◆ DIRECTIVE ◆
Present every line in which the string "Educator" appears.

Stored records:

+ + + + + + +

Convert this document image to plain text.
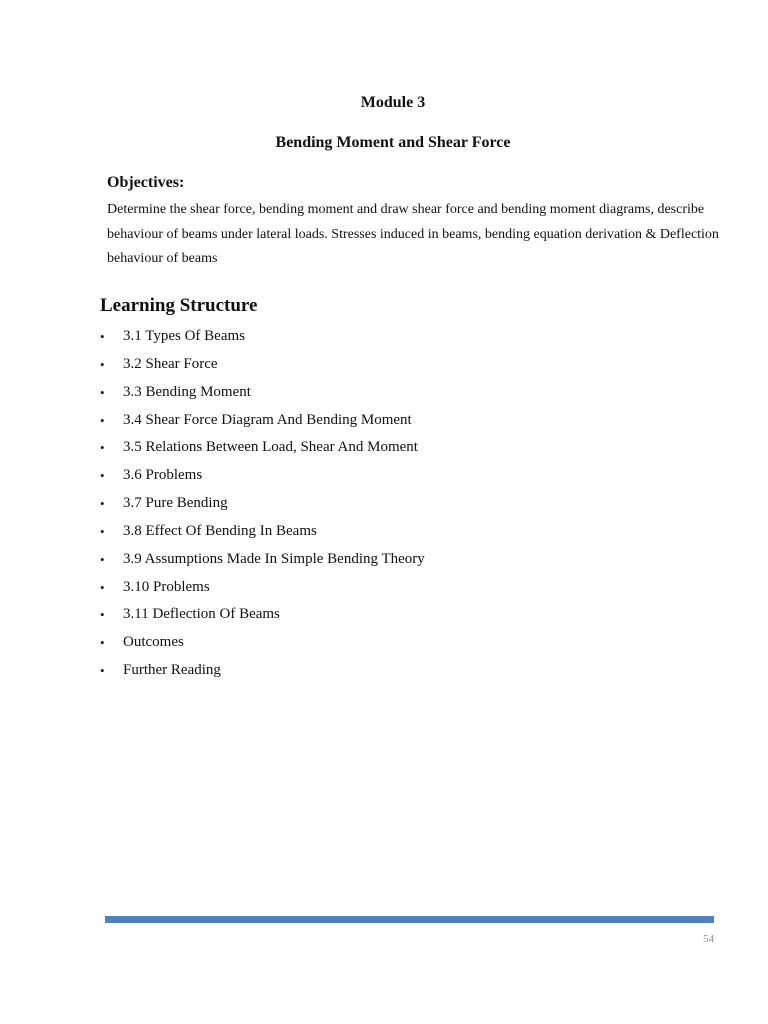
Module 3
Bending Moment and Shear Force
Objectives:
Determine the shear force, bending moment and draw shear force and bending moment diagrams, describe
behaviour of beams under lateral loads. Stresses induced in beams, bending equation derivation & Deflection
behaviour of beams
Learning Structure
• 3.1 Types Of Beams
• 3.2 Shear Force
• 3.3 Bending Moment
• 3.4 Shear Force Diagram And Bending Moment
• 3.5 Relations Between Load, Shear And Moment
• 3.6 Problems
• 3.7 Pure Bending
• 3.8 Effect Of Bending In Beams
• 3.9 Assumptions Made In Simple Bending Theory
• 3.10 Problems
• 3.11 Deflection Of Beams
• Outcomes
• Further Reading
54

+ + + + + + +

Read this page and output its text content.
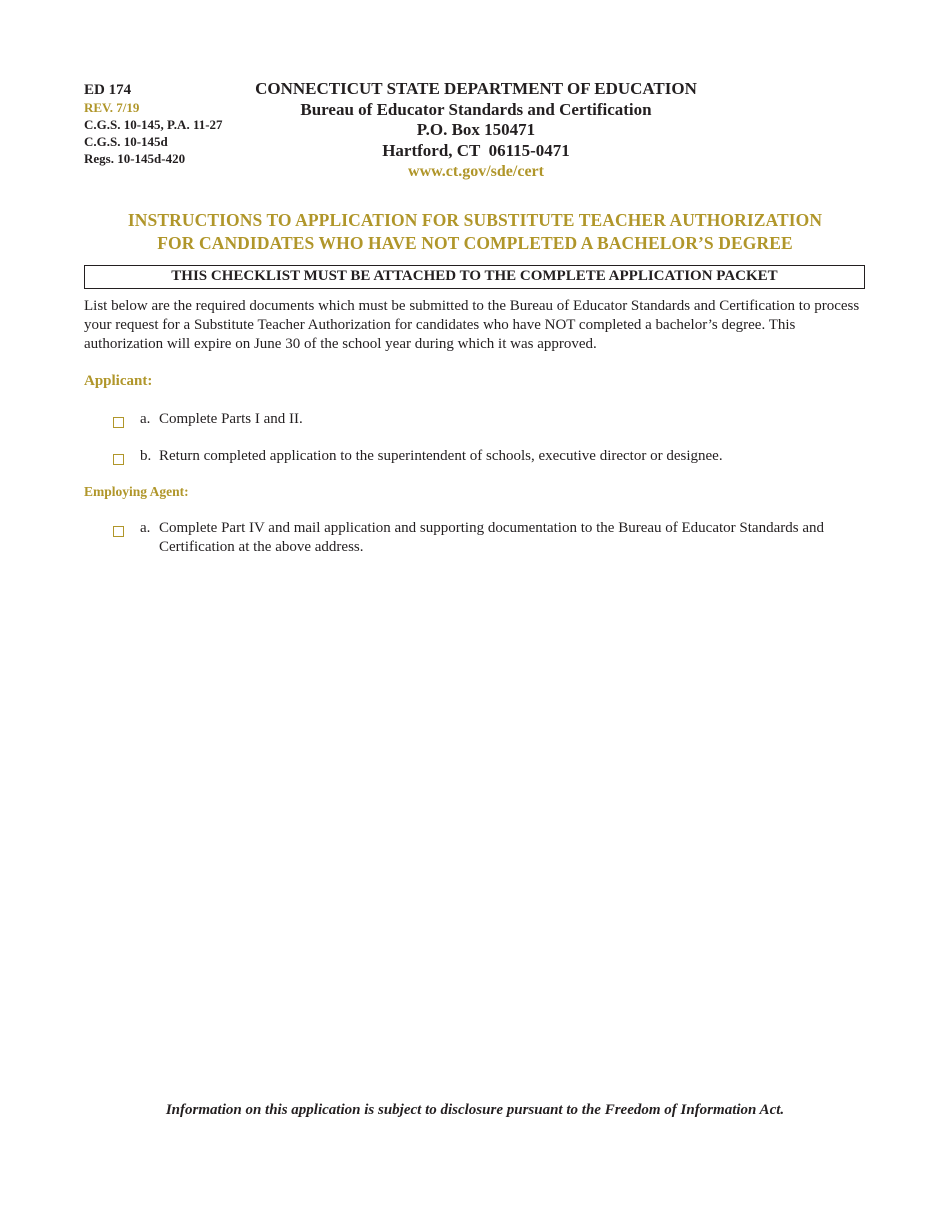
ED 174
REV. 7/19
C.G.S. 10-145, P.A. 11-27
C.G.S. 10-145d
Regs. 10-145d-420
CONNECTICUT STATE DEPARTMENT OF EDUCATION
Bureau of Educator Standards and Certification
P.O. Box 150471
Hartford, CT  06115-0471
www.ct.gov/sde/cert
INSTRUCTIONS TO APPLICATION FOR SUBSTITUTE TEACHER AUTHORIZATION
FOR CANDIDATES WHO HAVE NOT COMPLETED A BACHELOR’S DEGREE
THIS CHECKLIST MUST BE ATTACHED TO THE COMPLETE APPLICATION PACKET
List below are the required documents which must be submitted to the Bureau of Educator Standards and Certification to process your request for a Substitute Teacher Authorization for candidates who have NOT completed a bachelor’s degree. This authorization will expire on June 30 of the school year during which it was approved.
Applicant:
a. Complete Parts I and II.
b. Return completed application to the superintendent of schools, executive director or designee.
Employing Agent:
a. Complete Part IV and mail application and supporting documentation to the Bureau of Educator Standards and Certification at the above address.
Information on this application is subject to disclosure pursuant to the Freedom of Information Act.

+ + + + + + +

◆ WORKED ANSWER ◆
Bureau of Educator Standards and Certification
List below are the required documents which must be submitted to the Bureau of Educator Standards and Certification to process your request for a Substitute Teacher Authorization for candidates who have NOT completed a bachelor’s degree. This authorization will expire on June 30 of the school year during which it was approved.
a. Complete Part IV and mail application and supporting documentation to the Bureau of Educator Standards and Certification at the above address.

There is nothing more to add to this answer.